→ **Exercise directions**: A faithful transcription of all the data is required.

→ **Working data**:
--------------------

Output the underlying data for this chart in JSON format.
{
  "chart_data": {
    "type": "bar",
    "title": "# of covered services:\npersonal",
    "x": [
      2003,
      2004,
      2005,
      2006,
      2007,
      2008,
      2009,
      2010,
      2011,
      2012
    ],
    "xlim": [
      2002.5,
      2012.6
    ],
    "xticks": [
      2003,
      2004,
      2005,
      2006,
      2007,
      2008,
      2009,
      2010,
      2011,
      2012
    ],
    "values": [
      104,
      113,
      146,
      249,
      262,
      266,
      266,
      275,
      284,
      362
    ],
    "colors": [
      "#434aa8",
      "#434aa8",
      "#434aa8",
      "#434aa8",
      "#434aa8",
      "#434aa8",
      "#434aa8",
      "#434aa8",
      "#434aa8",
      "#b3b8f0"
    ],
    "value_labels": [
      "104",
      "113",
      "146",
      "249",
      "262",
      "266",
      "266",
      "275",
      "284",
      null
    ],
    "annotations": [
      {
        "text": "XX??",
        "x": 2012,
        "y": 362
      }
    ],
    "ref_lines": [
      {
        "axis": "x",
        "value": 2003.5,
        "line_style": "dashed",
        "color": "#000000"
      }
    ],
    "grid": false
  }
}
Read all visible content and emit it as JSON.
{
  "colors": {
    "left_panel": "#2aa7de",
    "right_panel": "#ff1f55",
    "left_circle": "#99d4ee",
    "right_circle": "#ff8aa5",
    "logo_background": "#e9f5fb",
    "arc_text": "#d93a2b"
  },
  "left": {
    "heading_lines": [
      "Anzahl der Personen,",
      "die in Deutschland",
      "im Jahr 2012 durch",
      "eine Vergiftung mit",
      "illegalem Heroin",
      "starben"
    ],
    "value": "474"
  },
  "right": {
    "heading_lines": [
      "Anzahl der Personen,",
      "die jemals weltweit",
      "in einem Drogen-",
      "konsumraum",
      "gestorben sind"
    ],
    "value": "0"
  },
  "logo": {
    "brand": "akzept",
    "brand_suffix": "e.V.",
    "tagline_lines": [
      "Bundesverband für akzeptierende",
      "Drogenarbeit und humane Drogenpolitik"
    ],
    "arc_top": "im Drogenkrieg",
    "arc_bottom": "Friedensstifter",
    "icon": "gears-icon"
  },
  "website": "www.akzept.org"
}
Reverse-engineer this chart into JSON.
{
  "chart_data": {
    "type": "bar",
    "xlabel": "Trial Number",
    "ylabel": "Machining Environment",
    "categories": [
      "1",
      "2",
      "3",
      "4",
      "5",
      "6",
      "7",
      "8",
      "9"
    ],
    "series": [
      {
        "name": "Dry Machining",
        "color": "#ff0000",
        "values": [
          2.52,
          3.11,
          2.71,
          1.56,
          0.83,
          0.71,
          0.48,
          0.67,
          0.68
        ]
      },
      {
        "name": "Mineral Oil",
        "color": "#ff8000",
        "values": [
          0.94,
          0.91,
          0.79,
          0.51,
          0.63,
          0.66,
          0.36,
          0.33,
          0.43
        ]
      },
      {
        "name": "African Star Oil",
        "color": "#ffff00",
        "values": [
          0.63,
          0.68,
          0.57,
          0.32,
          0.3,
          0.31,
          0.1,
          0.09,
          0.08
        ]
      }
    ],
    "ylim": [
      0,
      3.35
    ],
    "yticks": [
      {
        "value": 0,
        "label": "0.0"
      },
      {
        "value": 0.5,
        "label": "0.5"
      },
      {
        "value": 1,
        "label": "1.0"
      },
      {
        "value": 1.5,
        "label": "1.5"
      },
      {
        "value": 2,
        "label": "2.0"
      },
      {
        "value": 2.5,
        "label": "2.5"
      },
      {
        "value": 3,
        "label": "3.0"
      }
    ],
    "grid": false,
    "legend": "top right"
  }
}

--------------------

→ **Response to the task**:
Output the underlying data for this chart in JSON format.
{
  "chart_data": {
    "type": "bar",
    "title": "# of covered services:\npersonal",
    "x": [
      2003,
      2004,
      2005,
      2006,
      2007,
      2008,
      2009,
      2010,
      2011,
      2012
    ],
    "xlim": [
      2002.5,
      2012.6
    ],
    "xticks": [
      2003,
      2004,
      2005,
      2006,
      2007,
      2008,
      2009,
      2010,
      2011,
      2012
    ],
    "values": [
      104,
      113,
      146,
      249,
      262,
      266,
      266,
      275,
      284,
      362
    ],
    "colors": [
      "#434aa8",
      "#434aa8",
      "#434aa8",
      "#434aa8",
      "#434aa8",
      "#434aa8",
      "#434aa8",
      "#434aa8",
      "#434aa8",
      "#b3b8f0"
    ],
    "value_labels": [
      "104",
      "113",
      "146",
      "249",
      "262",
      "266",
      "266",
      "275",
      "284",
      null
    ],
    "annotations": [
      {
        "text": "XX??",
        "x": 2012,
        "y": 362
      }
    ],
    "ref_lines": [
      {
        "axis": "x",
        "value": 2003.5,
        "line_style": "dashed",
        "color": "#000000"
      }
    ],
    "grid": false
  }
}
Read all visible content and emit it as JSON.
{
  "colors": {
    "left_panel": "#2aa7de",
    "right_panel": "#ff1f55",
    "left_circle": "#99d4ee",
    "right_circle": "#ff8aa5",
    "logo_background": "#e9f5fb",
    "arc_text": "#d93a2b"
  },
  "left": {
    "heading_lines": [
      "Anzahl der Personen,",
      "die in Deutschland",
      "im Jahr 2012 durch",
      "eine Vergiftung mit",
      "illegalem Heroin",
      "starben"
    ],
    "value": "474"
  },
  "right": {
    "heading_lines": [
      "Anzahl der Personen,",
      "die jemals weltweit",
      "in einem Drogen-",
      "konsumraum",
      "gestorben sind"
    ],
    "value": "0"
  },
  "logo": {
    "brand": "akzept",
    "brand_suffix": "e.V.",
    "tagline_lines": [
      "Bundesverband für akzeptierende",
      "Drogenarbeit und humane Drogenpolitik"
    ],
    "arc_top": "im Drogenkrieg",
    "arc_bottom": "Friedensstifter",
    "icon": "gears-icon"
  },
  "website": "www.akzept.org"
}
Reverse-engineer this chart into JSON.
{
  "chart_data": {
    "type": "bar",
    "xlabel": "Trial Number",
    "ylabel": "Machining Environment",
    "categories": [
      "1",
      "2",
      "3",
      "4",
      "5",
      "6",
      "7",
      "8",
      "9"
    ],
    "series": [
      {
        "name": "Dry Machining",
        "color": "#ff0000",
        "values": [
          2.52,
          3.11,
          2.71,
          1.56,
          0.83,
          0.71,
          0.48,
          0.67,
          0.68
        ]
      },
      {
        "name": "Mineral Oil",
        "color": "#ff8000",
        "values": [
          0.94,
          0.91,
          0.79,
          0.51,
          0.63,
          0.66,
          0.36,
          0.33,
          0.43
        ]
      },
      {
        "name": "African Star Oil",
        "color": "#ffff00",
        "values": [
          0.63,
          0.68,
          0.57,
          0.32,
          0.3,
          0.31,
          0.1,
          0.09,
          0.08
        ]
      }
    ],
    "ylim": [
      0,
      3.35
    ],
    "yticks": [
      {
        "value": 0,
        "label": "0.0"
      },
      {
        "value": 0.5,
        "label": "0.5"
      },
      {
        "value": 1,
        "label": "1.0"
      },
      {
        "value": 1.5,
        "label": "1.5"
      },
      {
        "value": 2,
        "label": "2.0"
      },
      {
        "value": 2.5,
        "label": "2.5"
      },
      {
        "value": 3,
        "label": "3.0"
      }
    ],
    "grid": false,
    "legend": "top right"
  }
}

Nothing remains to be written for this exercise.